-- Dataset entries start --

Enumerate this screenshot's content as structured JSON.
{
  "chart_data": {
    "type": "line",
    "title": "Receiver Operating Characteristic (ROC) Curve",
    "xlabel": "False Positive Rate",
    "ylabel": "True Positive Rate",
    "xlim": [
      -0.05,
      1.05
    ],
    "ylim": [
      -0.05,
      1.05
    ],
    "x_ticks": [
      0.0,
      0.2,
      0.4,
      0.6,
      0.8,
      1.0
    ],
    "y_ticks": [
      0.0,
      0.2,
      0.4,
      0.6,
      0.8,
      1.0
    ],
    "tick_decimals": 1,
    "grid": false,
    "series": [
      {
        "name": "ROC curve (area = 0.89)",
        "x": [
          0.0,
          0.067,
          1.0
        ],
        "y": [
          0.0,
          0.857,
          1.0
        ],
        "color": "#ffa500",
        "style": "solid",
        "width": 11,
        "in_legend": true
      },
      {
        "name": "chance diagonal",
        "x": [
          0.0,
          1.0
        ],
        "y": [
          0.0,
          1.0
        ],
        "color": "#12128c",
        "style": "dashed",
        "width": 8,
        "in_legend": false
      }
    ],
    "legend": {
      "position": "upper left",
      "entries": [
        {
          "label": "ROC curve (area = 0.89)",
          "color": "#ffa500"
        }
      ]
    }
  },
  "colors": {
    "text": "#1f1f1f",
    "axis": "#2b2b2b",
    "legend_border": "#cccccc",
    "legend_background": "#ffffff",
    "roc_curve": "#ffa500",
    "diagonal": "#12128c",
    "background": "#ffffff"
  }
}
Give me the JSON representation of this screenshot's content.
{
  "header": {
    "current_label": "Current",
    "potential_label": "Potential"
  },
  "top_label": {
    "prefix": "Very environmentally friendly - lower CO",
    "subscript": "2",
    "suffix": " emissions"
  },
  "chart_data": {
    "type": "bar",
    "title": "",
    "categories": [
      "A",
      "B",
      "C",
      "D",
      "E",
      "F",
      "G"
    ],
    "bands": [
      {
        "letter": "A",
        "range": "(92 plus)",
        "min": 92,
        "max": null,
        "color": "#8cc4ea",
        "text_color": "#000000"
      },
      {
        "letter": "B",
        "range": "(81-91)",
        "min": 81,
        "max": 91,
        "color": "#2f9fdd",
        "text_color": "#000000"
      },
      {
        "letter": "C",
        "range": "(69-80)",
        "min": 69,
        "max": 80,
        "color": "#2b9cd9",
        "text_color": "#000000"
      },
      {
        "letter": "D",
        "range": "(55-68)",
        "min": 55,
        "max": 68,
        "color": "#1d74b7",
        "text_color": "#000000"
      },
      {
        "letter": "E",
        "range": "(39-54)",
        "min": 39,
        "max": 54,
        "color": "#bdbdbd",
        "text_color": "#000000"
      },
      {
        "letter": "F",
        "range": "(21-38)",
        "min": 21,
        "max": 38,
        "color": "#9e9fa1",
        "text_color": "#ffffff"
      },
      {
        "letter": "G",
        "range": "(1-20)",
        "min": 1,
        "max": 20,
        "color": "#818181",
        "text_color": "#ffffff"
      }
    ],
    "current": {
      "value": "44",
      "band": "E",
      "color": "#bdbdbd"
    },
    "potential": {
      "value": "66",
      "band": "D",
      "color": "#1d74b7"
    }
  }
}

-- Dataset entries end --

Your task is to repeat each line of the material exactly.

▸ Written response:
Enumerate this screenshot's content as structured JSON.
{
  "chart_data": {
    "type": "line",
    "title": "Receiver Operating Characteristic (ROC) Curve",
    "xlabel": "False Positive Rate",
    "ylabel": "True Positive Rate",
    "xlim": [
      -0.05,
      1.05
    ],
    "ylim": [
      -0.05,
      1.05
    ],
    "x_ticks": [
      0.0,
      0.2,
      0.4,
      0.6,
      0.8,
      1.0
    ],
    "y_ticks": [
      0.0,
      0.2,
      0.4,
      0.6,
      0.8,
      1.0
    ],
    "tick_decimals": 1,
    "grid": false,
    "series": [
      {
        "name": "ROC curve (area = 0.89)",
        "x": [
          0.0,
          0.067,
          1.0
        ],
        "y": [
          0.0,
          0.857,
          1.0
        ],
        "color": "#ffa500",
        "style": "solid",
        "width": 11,
        "in_legend": true
      },
      {
        "name": "chance diagonal",
        "x": [
          0.0,
          1.0
        ],
        "y": [
          0.0,
          1.0
        ],
        "color": "#12128c",
        "style": "dashed",
        "width": 8,
        "in_legend": false
      }
    ],
    "legend": {
      "position": "upper left",
      "entries": [
        {
          "label": "ROC curve (area = 0.89)",
          "color": "#ffa500"
        }
      ]
    }
  },
  "colors": {
    "text": "#1f1f1f",
    "axis": "#2b2b2b",
    "legend_border": "#cccccc",
    "legend_background": "#ffffff",
    "roc_curve": "#ffa500",
    "diagonal": "#12128c",
    "background": "#ffffff"
  }
}
Give me the JSON representation of this screenshot's content.
{
  "header": {
    "current_label": "Current",
    "potential_label": "Potential"
  },
  "top_label": {
    "prefix": "Very environmentally friendly - lower CO",
    "subscript": "2",
    "suffix": " emissions"
  },
  "chart_data": {
    "type": "bar",
    "title": "",
    "categories": [
      "A",
      "B",
      "C",
      "D",
      "E",
      "F",
      "G"
    ],
    "bands": [
      {
        "letter": "A",
        "range": "(92 plus)",
        "min": 92,
        "max": null,
        "color": "#8cc4ea",
        "text_color": "#000000"
      },
      {
        "letter": "B",
        "range": "(81-91)",
        "min": 81,
        "max": 91,
        "color": "#2f9fdd",
        "text_color": "#000000"
      },
      {
        "letter": "C",
        "range": "(69-80)",
        "min": 69,
        "max": 80,
        "color": "#2b9cd9",
        "text_color": "#000000"
      },
      {
        "letter": "D",
        "range": "(55-68)",
        "min": 55,
        "max": 68,
        "color": "#1d74b7",
        "text_color": "#000000"
      },
      {
        "letter": "E",
        "range": "(39-54)",
        "min": 39,
        "max": 54,
        "color": "#bdbdbd",
        "text_color": "#000000"
      },
      {
        "letter": "F",
        "range": "(21-38)",
        "min": 21,
        "max": 38,
        "color": "#9e9fa1",
        "text_color": "#ffffff"
      },
      {
        "letter": "G",
        "range": "(1-20)",
        "min": 1,
        "max": 20,
        "color": "#818181",
        "text_color": "#ffffff"
      }
    ],
    "current": {
      "value": "44",
      "band": "E",
      "color": "#bdbdbd"
    },
    "potential": {
      "value": "66",
      "band": "D",
      "color": "#1d74b7"
    }
  }
}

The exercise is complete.